Below, find each line holding "this" and state how many there are, using the number alone.

Stored entries:
┄┄┄┄┄┄┄┄┄┄┄┄┄┄┄┄┄┄┄┄

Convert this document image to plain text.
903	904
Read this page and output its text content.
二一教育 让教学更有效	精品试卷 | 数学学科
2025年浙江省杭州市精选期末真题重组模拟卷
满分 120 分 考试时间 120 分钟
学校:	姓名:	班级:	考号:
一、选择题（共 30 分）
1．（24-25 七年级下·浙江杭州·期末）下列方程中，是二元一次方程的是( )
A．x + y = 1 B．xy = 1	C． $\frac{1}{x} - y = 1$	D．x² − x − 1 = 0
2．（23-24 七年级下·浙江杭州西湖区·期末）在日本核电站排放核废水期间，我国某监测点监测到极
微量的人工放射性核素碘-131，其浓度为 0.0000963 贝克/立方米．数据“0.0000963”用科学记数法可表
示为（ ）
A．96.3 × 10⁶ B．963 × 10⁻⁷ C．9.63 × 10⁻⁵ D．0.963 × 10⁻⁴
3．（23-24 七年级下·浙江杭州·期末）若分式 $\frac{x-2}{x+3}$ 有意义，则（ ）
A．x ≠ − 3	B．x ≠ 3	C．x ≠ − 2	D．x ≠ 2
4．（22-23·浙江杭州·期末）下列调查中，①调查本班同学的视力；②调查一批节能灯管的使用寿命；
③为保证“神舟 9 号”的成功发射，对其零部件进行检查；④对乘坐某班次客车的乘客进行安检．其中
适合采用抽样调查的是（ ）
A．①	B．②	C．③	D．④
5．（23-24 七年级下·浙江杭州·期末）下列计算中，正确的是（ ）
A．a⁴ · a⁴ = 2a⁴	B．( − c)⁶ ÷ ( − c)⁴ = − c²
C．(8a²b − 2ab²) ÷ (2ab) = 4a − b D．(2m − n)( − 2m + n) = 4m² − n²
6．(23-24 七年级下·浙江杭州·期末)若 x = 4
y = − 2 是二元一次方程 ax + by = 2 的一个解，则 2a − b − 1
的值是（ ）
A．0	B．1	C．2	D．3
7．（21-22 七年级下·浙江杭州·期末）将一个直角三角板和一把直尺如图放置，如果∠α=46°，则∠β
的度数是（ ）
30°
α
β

┄┄┄┄┄┄┄┄┄┄┄┄┄┄┄┄┄┄┄┄

## RESULT OF THE TASK
2